→ EXERCISE DIRECTIONS:
Identify each line below containing the string "إليه" and copy it.

→ RECORDED DATA:
------------------------------------
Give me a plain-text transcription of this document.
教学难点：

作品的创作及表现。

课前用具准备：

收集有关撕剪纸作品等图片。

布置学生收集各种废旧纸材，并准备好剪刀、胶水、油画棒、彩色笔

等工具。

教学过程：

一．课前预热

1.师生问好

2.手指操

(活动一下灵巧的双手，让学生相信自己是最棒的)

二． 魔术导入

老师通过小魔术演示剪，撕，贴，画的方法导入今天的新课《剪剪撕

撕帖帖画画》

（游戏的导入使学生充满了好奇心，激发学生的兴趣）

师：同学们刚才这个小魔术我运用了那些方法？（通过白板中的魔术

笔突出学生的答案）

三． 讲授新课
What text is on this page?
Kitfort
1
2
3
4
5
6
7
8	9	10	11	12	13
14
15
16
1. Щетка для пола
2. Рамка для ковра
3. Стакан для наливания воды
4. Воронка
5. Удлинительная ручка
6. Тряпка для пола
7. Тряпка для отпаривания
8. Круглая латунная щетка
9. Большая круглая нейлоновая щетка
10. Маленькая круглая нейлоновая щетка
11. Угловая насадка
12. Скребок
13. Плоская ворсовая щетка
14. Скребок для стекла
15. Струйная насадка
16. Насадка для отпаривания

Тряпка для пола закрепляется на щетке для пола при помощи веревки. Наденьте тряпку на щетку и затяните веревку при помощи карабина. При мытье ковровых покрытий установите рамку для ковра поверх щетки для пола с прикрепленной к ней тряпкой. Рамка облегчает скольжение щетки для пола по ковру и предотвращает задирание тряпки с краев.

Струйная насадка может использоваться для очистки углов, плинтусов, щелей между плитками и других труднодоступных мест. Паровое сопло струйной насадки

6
------------------------------------
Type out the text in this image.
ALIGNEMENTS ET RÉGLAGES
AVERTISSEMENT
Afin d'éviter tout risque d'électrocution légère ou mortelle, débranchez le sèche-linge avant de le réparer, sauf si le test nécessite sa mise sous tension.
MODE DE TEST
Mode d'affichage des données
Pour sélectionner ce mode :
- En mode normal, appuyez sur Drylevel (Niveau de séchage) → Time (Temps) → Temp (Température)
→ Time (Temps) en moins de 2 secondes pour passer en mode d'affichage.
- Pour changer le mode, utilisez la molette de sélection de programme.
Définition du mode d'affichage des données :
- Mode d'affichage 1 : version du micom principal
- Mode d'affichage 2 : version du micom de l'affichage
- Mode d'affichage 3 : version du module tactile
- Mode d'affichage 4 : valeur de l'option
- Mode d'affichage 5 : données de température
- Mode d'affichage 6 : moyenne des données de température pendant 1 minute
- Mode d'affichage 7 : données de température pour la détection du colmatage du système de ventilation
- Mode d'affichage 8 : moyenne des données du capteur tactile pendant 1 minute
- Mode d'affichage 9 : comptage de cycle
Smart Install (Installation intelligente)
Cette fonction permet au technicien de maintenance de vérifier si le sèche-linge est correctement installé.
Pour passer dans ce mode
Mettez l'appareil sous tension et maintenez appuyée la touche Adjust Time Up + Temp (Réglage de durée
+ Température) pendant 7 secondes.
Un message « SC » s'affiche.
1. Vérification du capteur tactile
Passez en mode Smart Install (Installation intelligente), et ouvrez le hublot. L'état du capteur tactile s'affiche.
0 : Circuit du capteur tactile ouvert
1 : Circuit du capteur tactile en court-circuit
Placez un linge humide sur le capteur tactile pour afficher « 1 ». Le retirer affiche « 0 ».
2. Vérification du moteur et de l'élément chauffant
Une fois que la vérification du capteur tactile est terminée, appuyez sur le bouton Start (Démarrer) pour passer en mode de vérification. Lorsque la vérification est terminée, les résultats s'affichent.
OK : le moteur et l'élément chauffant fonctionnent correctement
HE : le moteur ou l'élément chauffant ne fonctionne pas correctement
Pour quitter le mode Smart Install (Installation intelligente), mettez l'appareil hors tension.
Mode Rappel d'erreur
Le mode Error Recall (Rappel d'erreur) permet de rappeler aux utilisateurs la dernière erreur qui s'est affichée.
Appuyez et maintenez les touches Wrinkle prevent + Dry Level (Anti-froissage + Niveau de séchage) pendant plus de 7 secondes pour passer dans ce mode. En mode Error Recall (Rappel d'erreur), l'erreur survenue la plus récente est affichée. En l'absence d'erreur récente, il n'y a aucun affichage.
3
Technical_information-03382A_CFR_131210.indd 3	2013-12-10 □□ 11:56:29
------------------------------------
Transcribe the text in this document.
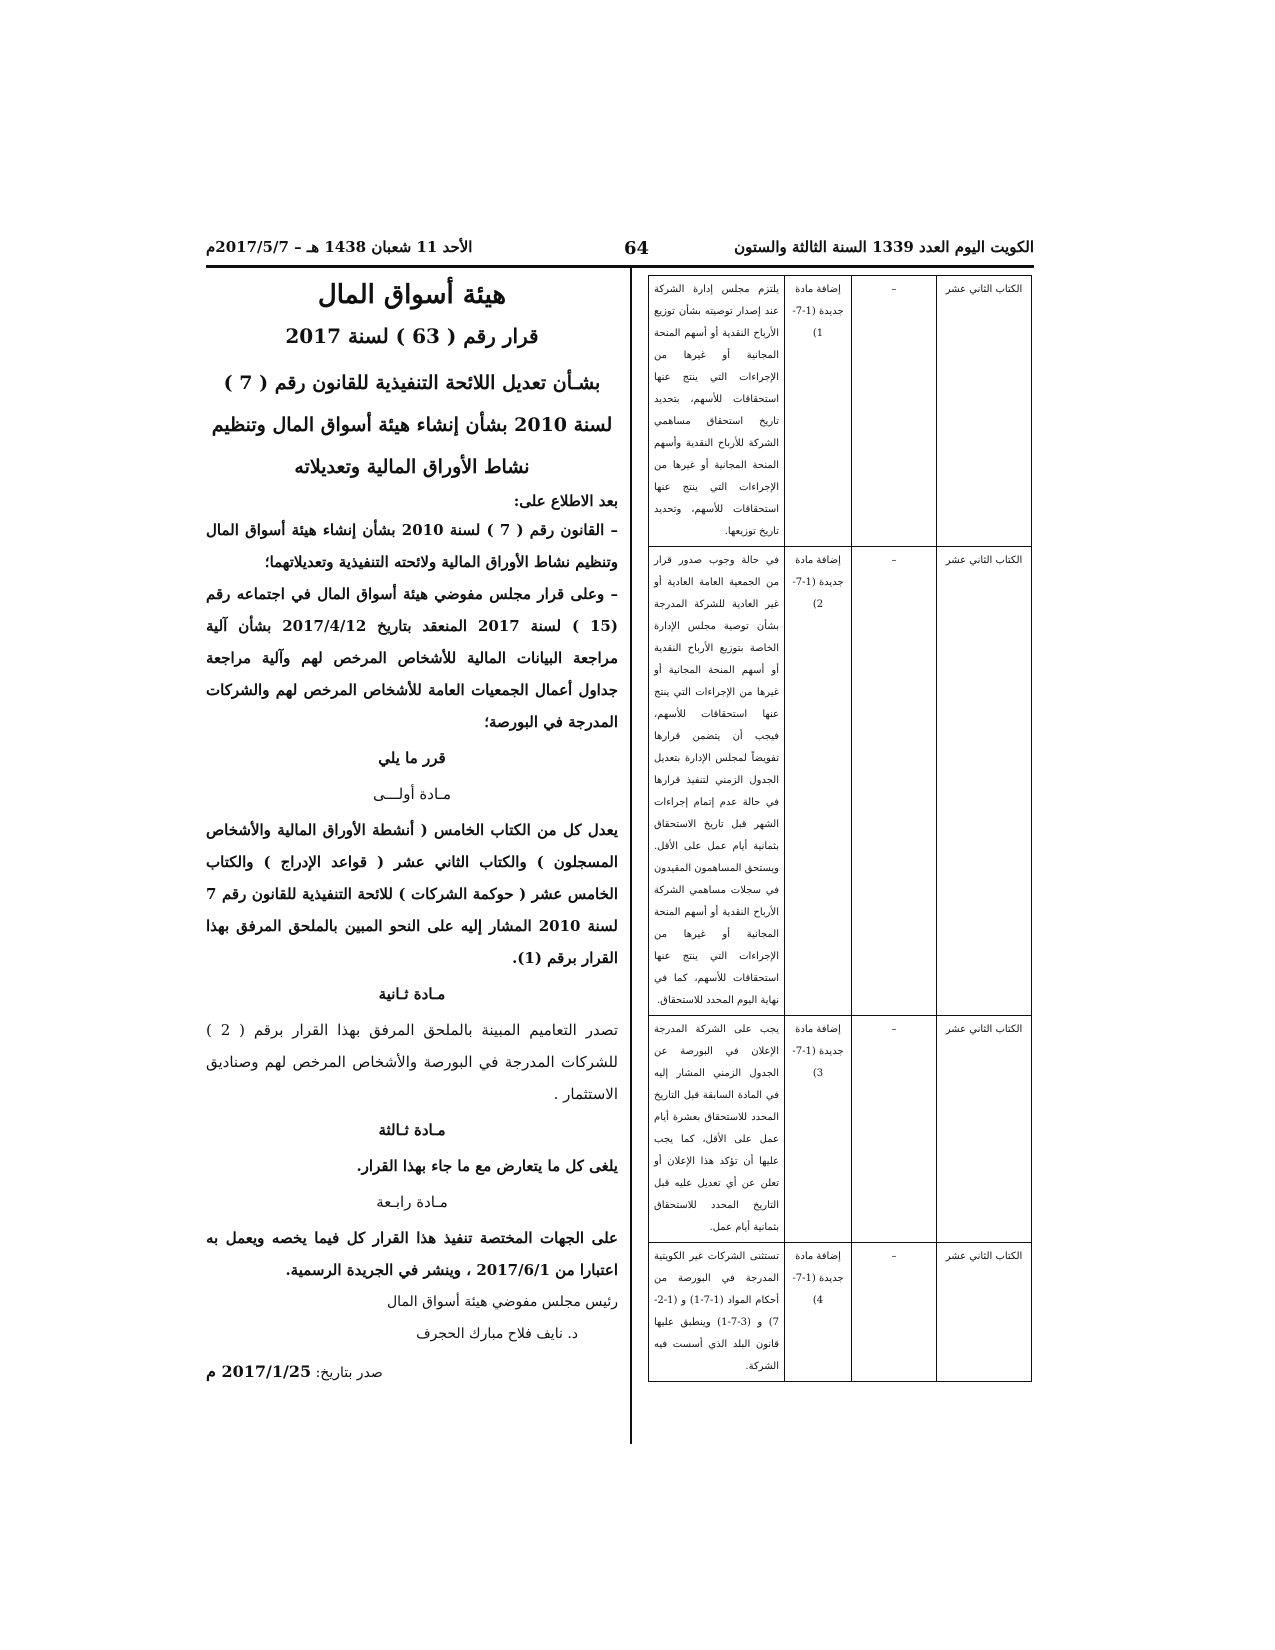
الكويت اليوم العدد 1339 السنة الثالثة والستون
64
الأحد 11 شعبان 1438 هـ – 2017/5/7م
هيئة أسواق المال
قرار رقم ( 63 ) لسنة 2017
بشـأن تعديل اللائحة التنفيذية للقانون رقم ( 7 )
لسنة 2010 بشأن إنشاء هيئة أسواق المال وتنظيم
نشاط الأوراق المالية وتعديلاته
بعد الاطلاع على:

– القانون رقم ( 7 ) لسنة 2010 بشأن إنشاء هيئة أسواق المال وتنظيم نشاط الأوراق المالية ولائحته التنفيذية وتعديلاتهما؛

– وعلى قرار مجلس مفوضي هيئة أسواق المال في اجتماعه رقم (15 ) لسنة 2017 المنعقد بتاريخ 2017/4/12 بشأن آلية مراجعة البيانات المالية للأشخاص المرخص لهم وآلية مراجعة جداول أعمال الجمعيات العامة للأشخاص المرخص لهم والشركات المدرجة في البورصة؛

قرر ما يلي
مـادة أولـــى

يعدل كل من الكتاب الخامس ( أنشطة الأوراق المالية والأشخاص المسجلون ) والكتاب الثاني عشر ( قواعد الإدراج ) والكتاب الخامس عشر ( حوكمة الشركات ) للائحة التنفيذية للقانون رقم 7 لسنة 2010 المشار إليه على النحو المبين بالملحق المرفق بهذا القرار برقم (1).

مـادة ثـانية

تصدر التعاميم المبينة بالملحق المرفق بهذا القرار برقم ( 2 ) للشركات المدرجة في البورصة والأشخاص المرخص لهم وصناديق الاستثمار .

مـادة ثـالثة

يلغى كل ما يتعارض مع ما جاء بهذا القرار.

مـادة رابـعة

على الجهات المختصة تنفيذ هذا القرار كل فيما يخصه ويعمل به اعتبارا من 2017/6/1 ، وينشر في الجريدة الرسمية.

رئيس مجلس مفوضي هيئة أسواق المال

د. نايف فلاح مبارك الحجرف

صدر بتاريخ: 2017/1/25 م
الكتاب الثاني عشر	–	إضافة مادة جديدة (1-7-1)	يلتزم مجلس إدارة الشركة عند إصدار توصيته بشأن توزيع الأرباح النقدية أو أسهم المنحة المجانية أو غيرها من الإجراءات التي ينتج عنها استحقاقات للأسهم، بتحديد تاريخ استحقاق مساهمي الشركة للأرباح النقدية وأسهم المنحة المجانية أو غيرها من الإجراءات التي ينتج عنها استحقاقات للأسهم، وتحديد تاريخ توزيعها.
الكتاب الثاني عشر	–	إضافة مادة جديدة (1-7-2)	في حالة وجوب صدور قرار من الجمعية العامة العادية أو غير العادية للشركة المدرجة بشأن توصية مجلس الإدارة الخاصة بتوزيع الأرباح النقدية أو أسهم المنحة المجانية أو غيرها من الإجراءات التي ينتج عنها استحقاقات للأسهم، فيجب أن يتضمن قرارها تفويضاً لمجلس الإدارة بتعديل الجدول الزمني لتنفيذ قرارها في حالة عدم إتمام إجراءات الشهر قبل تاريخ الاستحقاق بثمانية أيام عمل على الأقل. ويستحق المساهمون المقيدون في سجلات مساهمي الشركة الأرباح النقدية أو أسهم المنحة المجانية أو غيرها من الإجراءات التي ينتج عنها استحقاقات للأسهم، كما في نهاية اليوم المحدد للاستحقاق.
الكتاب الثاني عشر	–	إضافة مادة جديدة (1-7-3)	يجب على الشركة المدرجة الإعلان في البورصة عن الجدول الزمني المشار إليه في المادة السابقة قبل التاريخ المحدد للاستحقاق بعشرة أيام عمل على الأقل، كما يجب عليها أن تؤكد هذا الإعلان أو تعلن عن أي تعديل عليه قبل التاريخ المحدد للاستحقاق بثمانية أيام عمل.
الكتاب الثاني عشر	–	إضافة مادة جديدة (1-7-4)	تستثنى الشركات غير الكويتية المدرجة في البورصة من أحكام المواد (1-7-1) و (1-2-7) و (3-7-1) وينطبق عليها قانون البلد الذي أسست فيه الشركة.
------------------------------------
→ THE REPLY:
يعدل كل من الكتاب الخامس ( أنشطة الأوراق المالية والأشخاص المسجلون ) والكتاب الثاني عشر ( قواعد الإدراج ) والكتاب الخامس عشر ( حوكمة الشركات ) للائحة التنفيذية للقانون رقم 7 لسنة 2010 المشار إليه على النحو المبين بالملحق المرفق بهذا القرار برقم (1).
الكتاب الثاني عشر	–	إضافة مادة جديدة (1-7-3)	يجب على الشركة المدرجة الإعلان في البورصة عن الجدول الزمني المشار إليه في المادة السابقة قبل التاريخ المحدد للاستحقاق بعشرة أيام عمل على الأقل، كما يجب عليها أن تؤكد هذا الإعلان أو تعلن عن أي تعديل عليه قبل التاريخ المحدد للاستحقاق بثمانية أيام عمل.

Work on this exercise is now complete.